• _Text section_:
Skip to content

perf: XL-repo indexing pass (cpp hints regex, git deep walk, xaml index reuse)#459

Merged
RaghavChamadiya merged 4 commits into
mainfrom
perf/indexing-xl-repos
Jun 12, 2026
Merged

perf: XL-repo indexing pass (cpp hints regex, git deep walk, xaml index reuse)#459
RaghavChamadiya merged 4 commits into
mainfrom
perf/indexing-xl-repos

Conversation

@RaghavChamadiya

Copy link
Copy Markdown
Member

Profiles the indexing pipeline on a WinUI-scale monorepo (PowerToys: 7,870 tracked files, 3,436 C#, ~1,300 C++/headers, 9,139 commits) and fixes what it surfaced. Wall clock on that repo: init --index-only 357.6s to 250.4s, update 161.8s to 138.1s.

Changes

C++ dynamic hints: delimiter-windowed function-definition scan. The extractor's function-definition regex backtracks catastrophically on long runs of identifiers and whitespace (large initializer lists, expression-template headers): 38.6s of a 39.8s extract, with 30s concentrated in three files. No component of the pattern can match across ;, {, or } (the one exception, noexcept argument spans, is detected per file and falls back to the full scan), so the unchanged pattern is now searched window-by-window with search(pos, endpos), which preserves anchor semantics against the full string. Matches are byte-identical across the 1,295-file validation corpus (20,148 matches); extract drops to 2.9s and runs on every init and update.

Git: batch deep-history file indexing into one --skip log walk. Files absent from the recent-window commit index each spawned a per-file git log --numstat subprocess; on this repo 3,295 of 4,857 indexable files missed the window, costing ~40s. When at least 100 files miss, one git log --skip=500 walk over the older history region buckets their commits instead; files it still misses keep the per-file path, and repos below the threshold are completely unchanged. ESSENTIAL-tier git indexing drops from 43.2s to 12.9s with zero per-file fallbacks remaining. Deep-bucketed files move from pathspec diff semantics to repo-walk diff semantics, which window-indexed files always had; quantified in the commit message (937 of 4,857 files differ, 929 only in the decayed churn score, hotspot flags unchanged).

Git: expand empty-side numstat rename markers. Pre-existing bug: directory insertions and removals (src/{ => newdir}/file.cs) never matched the rename-marker regex, silently dropping those commits from file history in both commit-index walks. Recovers the missing history and collapses the structural metadata differences between the batched and per-file paths (first-commit dates, owners).

XAML hints: reuse the resolver-built .NET index. The XAML extractor rebuilt the full DotNetProjectIndex (a second complete .cs walk, read, and scan) on every init and update to get the type map the graph resolvers had already built. The graph builder now stashes its index and the pipeline passes it through the hint registry; emitted edges are identical and the hints phase drops another ~2.4s.

Validation

  • Every change carries an equivalence or regression test: a windowed-vs-full-scan oracle corpus for the regex, a per-file-fallback oracle plus zero-subprocess assertion for the deep walk, all rename-marker forms, and a no-rebuild assertion plus edge-set equality for the index reuse.

• _The tasks_:
a) In the indexing pull request, why can the C++ function-definition regex be searched window by window without changing its results?
b) Extract the passage of the indexing pull request that begins at the words "XAML hints: reuse" and stops after "the index reuse.".
c) Please extend the indexing pull request from where it stops.

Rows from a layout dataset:

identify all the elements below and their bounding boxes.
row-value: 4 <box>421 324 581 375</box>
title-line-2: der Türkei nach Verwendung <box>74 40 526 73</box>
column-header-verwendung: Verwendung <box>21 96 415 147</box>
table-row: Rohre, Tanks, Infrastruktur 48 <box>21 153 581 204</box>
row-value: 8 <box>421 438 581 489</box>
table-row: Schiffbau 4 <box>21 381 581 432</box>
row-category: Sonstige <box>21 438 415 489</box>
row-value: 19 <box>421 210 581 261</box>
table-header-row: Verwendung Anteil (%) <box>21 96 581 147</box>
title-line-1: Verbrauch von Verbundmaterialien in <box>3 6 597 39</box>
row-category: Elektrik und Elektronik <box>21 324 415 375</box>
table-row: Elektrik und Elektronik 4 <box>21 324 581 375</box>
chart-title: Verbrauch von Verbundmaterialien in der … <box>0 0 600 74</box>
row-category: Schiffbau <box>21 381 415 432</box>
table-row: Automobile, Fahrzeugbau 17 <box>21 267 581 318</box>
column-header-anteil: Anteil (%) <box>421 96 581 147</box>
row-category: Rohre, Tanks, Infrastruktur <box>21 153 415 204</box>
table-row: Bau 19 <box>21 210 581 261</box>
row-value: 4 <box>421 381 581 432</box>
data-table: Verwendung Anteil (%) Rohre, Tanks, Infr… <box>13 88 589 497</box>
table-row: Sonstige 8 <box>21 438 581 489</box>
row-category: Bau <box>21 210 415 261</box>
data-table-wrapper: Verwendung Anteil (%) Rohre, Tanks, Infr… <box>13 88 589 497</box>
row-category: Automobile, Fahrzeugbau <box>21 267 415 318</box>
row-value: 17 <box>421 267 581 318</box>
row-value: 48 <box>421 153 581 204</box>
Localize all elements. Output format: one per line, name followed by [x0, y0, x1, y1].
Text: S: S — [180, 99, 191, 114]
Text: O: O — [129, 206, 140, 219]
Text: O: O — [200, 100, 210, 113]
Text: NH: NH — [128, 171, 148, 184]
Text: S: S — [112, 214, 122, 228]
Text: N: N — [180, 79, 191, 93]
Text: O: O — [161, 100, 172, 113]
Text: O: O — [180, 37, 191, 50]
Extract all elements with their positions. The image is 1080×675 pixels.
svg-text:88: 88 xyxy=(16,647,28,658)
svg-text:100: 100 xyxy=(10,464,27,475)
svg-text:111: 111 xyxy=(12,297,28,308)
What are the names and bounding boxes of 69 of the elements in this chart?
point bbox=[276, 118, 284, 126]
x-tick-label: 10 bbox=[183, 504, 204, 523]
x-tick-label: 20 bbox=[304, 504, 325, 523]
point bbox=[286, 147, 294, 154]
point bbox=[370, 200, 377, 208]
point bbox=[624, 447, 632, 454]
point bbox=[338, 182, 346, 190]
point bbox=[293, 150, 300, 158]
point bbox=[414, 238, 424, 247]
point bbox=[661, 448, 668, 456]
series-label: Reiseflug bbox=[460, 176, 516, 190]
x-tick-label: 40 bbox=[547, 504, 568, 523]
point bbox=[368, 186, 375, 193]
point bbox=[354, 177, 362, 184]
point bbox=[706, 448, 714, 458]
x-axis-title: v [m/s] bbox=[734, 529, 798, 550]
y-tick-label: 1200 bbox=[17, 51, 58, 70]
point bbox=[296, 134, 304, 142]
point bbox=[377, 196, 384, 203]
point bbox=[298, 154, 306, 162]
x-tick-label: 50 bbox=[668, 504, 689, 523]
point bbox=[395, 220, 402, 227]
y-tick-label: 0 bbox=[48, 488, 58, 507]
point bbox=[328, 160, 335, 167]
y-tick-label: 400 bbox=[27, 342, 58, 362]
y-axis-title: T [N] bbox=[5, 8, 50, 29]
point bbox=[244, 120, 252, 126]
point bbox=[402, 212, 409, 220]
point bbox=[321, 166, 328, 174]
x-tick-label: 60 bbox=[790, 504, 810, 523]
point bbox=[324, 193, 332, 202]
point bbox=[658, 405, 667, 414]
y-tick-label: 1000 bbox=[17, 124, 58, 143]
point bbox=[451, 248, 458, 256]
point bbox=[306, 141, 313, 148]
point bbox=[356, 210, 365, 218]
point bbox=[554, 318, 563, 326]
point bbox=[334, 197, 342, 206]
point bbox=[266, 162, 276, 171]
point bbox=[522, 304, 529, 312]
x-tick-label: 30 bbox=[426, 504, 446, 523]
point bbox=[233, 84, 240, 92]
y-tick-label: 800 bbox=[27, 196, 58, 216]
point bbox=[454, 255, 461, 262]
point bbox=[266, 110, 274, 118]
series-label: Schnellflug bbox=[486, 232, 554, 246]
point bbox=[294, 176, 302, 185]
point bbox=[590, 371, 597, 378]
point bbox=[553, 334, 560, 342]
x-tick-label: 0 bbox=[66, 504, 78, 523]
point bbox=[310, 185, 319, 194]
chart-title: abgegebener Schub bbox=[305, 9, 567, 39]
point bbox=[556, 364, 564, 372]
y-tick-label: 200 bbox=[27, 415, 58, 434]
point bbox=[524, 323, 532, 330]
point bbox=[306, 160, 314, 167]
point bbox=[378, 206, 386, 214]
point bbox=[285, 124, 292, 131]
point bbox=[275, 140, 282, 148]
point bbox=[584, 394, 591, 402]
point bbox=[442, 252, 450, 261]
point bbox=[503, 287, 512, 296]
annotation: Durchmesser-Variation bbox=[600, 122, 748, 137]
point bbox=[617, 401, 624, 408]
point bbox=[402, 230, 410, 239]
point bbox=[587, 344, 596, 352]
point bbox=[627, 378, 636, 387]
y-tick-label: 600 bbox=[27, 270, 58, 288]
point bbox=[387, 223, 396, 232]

• _Outputs for the tasks_:
a) No part of the pattern can match across ;, {, or }, so no match can span a window boundary. Searching each window with search(pos, endpos) keeps anchor semantics tied to the full string. The one exception, noexcept argument spans, is detected per file, and those files fall back to the full scan.

b)
XAML hints: reuse the resolver-built .NET index. The XAML extractor rebuilt the full DotNetProjectIndex (a second complete .cs walk, read, and scan) on every init and update to get the type map the graph resolvers had already built. The graph builder now stashes its index and the pipeline passes it through the hint registry; emitted edges are identical and the hints phase drops another ~2.4s.

Validation

  • Every change carries an equivalence or regression test: a windowed-vs-full-scan oracle corpus for the regex, a per-file-fallback oracle plus zero-subprocess assertion for the deep walk, all rename-marker forms, and a no-rebuild assertion plus edge-set equality for the index reuse.

c)
  • Full unit suite green (4,941 passed).
  • Update verified on the incremental path (log shows Changed files: 1); hotspot counts unchanged across the git change.

The cpp dynamic-hints extractor's function-definition regex backtracks
catastrophically on long runs of prefix-class characters (large
initializer lists, expression-template headers): 38.6s of a 39.8s
extract on a WinUI-scale monorepo, 30s of it in three files.

No component of the pattern can match across ';', '{' or '}'. The one
exception, a noexcept argument span containing one of those characters
before its first closing parenthesis, is detected per file and falls
back to the full-text scan. Every match therefore lies between a
delimiter and the next open brace, so the unchanged pattern is searched
window-by-window via search(pos, endpos), which preserves anchor
semantics against the full string. Windows without a parenthesis cannot
satisfy the mandatory argument span and are skipped.

Matches are byte-identical across a 1,295-file C++ validation corpus
(20,148 matches, zero diffs); extractor edges unchanged. Isolated:
cpp extract 39.8s to 2.9s, dynamic hints extract_all 47.2s to 12.4s.
Files absent from the recent-window commit index each spawned a
per-file 'git log --numstat' subprocess fallback. On repos whose
history is much deeper than the 500-commit window that fallback
dominates the git phase: a 9k-commit WinUI monorepo left 3,295 of
4,857 indexable files to it, costing ~40s of the ESSENTIAL tier.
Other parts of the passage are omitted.